• GOAL A: Convert the rows, from the first line of the rows through the line that contains "533, 319, 557]", into a Markdown table with the columns "No." and "Entry". Number each line and leave out blank lines.
• GOAL B: Carry on the open letter to Humberto from the point where it stops.

Viejo Humberto (1991-2020)

(This open letter was written for a high school friend Humberto Mugnai, after the finding of another, 29-year old letter which was never mailed.)

Brooklyn, December 15, 2020

Querido Humberto,

On December 15, 1991, exactly 29 years ago today, I wrote you a letter which for some reason I forgot to mail. Today, I happened to find it in my studio. The coincidence makes me feel that it is required for me to write to you again.

On that distant day I was in a small room in an apartment in Barcelona, working in a small desk with poor light. I had rented that room for a few months to attend an exchange program at the University of Barcelona, and my landlord/roommate was an unpleasant, embittered Colombian printmaker who had all sorts of rules in the house- including the one that I needed to clean the bathroom while I took a shower in order to save water. I had agreed to renting this room because I was desperate to find an apartment in downtown Barcelona, after escaping from being in Vallvidriera, a suburb of the city where I had a free room but in exchange of working as au pair to two difficult teenagers. The isolation and the teaching arrangement were not good for me.

But back to the letter. Primarily, it made me cringe — reason for which I hope remains private and no one else but you gets to ever read it. However, it also invites a series of reflections that I have been having about those years that I do want to make public.

• RECORDS:
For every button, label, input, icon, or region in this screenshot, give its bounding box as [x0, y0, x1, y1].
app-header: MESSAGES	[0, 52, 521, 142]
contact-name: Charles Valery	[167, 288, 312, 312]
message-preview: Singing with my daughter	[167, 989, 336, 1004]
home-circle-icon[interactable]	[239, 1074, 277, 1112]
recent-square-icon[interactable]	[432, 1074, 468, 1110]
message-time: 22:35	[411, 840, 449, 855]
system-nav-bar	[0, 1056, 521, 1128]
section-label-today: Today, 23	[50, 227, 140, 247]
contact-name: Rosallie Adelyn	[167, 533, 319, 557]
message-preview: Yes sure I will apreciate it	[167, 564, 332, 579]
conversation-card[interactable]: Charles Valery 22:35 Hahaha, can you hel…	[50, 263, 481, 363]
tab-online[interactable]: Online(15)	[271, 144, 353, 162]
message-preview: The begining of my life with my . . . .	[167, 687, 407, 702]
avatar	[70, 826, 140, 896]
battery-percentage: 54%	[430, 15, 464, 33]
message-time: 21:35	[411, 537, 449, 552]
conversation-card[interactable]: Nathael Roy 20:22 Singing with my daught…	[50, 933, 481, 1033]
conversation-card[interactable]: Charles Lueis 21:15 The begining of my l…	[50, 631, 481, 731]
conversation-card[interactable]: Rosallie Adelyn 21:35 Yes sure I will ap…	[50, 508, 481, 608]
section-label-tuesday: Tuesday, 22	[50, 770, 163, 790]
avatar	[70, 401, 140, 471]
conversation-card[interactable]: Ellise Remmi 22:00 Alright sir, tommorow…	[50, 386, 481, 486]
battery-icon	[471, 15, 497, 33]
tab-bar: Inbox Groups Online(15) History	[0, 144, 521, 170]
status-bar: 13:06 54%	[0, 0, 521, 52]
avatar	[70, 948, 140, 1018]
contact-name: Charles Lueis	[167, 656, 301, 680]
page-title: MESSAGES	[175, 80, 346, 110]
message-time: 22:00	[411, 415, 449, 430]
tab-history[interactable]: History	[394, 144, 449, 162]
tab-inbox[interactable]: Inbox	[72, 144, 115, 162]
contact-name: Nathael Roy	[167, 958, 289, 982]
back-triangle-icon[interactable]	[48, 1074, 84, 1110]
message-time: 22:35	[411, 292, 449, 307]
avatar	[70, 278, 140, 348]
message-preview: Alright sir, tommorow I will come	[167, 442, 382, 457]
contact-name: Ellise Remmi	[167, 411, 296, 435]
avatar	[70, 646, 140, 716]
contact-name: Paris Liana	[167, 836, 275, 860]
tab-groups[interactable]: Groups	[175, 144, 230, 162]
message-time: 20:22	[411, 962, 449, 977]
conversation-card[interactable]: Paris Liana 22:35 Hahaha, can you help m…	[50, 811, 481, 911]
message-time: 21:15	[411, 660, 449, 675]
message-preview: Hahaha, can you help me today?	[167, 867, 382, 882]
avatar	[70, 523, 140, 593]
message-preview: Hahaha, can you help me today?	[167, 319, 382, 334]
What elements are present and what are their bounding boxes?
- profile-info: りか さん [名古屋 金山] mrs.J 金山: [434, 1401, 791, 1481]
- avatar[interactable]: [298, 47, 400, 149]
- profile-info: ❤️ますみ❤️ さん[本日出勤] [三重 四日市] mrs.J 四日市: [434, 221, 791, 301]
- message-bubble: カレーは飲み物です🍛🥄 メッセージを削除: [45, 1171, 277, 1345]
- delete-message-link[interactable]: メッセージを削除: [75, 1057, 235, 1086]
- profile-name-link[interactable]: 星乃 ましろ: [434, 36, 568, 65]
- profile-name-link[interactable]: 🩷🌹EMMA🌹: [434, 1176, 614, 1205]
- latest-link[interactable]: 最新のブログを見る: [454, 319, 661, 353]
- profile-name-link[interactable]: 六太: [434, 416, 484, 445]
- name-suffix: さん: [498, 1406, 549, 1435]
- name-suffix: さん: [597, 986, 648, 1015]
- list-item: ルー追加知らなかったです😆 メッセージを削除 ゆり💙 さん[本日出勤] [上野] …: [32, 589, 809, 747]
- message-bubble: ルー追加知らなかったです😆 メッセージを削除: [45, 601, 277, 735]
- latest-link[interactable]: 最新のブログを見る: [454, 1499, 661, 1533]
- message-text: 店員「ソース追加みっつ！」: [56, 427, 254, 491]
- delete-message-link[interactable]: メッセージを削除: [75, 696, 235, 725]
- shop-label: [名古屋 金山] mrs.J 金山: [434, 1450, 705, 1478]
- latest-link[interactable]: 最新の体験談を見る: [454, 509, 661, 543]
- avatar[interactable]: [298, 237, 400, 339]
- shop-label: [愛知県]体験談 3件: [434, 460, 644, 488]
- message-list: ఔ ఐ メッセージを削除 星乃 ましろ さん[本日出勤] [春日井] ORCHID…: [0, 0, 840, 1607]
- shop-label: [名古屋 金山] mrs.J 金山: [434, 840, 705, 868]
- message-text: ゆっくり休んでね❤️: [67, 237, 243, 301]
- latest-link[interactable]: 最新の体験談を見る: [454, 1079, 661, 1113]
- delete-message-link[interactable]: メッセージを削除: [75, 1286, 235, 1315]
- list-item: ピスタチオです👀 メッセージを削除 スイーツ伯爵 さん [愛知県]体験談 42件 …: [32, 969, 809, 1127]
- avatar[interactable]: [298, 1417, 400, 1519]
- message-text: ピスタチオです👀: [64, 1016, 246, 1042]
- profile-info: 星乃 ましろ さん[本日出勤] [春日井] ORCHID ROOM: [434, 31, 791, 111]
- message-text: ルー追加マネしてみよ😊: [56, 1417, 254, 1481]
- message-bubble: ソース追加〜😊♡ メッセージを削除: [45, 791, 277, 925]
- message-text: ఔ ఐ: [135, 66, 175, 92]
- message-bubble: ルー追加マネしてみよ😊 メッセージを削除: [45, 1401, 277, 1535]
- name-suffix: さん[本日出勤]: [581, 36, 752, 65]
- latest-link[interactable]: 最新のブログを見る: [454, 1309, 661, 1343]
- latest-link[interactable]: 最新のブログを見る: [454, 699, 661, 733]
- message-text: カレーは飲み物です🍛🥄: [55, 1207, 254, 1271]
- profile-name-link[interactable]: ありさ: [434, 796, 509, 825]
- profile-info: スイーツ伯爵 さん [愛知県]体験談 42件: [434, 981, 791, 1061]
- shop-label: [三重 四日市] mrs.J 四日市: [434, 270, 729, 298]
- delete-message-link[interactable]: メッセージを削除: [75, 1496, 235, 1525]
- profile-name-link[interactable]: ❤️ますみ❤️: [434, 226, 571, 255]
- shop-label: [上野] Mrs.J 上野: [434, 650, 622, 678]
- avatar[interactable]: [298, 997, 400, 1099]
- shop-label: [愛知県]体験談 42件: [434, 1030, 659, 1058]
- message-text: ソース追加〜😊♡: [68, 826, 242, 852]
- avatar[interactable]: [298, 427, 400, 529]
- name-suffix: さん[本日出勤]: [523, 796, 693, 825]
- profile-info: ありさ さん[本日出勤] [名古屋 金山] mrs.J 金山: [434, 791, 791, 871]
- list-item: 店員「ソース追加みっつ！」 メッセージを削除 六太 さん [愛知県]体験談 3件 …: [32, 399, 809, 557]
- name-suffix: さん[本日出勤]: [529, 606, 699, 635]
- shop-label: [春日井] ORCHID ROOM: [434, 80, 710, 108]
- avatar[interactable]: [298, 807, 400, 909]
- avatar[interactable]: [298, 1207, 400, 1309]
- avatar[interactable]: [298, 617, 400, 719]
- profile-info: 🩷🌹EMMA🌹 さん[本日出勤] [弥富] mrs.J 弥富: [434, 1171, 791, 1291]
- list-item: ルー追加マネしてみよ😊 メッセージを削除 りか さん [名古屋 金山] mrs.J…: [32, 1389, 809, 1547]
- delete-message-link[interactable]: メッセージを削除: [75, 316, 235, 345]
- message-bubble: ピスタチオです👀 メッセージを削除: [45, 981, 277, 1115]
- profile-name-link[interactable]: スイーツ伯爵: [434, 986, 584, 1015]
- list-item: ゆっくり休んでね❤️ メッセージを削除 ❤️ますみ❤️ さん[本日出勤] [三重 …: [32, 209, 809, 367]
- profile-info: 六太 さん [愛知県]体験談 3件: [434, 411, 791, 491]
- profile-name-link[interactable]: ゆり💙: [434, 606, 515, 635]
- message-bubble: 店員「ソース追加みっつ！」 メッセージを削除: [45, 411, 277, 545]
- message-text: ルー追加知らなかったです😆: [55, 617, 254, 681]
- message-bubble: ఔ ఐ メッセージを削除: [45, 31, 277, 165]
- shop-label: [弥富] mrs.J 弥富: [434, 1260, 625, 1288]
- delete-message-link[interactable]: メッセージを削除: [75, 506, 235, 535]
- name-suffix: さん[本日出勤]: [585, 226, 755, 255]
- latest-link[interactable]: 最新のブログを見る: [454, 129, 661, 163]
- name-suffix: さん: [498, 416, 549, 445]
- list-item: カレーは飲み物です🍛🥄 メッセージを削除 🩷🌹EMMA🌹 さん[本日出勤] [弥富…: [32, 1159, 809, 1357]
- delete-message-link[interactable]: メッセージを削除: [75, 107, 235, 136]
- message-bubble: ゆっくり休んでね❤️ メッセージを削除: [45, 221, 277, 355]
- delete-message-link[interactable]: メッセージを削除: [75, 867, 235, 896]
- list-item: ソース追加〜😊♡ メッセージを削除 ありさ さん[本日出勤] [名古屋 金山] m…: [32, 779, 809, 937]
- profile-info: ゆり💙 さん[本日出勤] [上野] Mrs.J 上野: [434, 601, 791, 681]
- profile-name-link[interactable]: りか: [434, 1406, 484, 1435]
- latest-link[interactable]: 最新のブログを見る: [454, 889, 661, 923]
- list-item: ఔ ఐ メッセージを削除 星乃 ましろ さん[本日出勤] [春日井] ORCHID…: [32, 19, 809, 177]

• WRITTEN REPLY A:
| No. | Entry |
|---|---|
| 1 | For every button, label, input, icon, or region in this screenshot, give its bounding box as [x0, y0, x1, y1]. |
| 2 | app-header: MESSAGES	[0, 52, 521, 142] |
| 3 | contact-name: Charles Valery	[167, 288, 312, 312] |
| 4 | message-preview: Singing with my daughter	[167, 989, 336, 1004] |
| 5 | home-circle-icon[interactable]	[239, 1074, 277, 1112] |
| 6 | recent-square-icon[interactable]	[432, 1074, 468, 1110] |
| 7 | message-time: 22:35	[411, 840, 449, 855] |
| 8 | system-nav-bar	[0, 1056, 521, 1128] |
| 9 | section-label-today: Today, 23	[50, 227, 140, 247] |
| 10 | contact-name: Rosallie Adelyn	[167, 533, 319, 557] |

• WRITTEN REPLY B:
The circumstances of my period in Barcelona were complex. Two years before, I had arrived to Chicago to study at the School of the Art Institute of Chicago. I felt an unspeakable urgency to become an artist, to do “important” things. My first year there was eye-opening in many ways, and in retrospect more consequential that I would have imagined at the time. But at the end of my first year I felt isolated and frustrated by not receiving a liberal arts education. I was studying art history and art technique, but I wanted to discuss Writing and Difference. I wanted literature and philosophy to be part of my world. And of course I struggled with writing in English.
A visiting professor from Barcelona who came to teach, the artist Joan Fontcuberta, put me in touch with a student of his, Marta Guitart, who wanted to come to Chicago. We convinced our respective universities to allow for an exchange.

I arrived in Barcelona both infinitely excited and terrified. I had never traveled to Europe before, and I had never been away from my family until that moment. I missed them terribly. I remember my first days in Barcelona, particularly the perfumed streets — probably the smell of the cleaning product that people used to wash the pavement covered with the city’s famous tiles with flower patterns. I remember looking at my suitcase in the youth hostel where I stayed and thinking that those objects were the only thing that connected me to my past in that moment. They were such difficult moments of enormous longing and excitement.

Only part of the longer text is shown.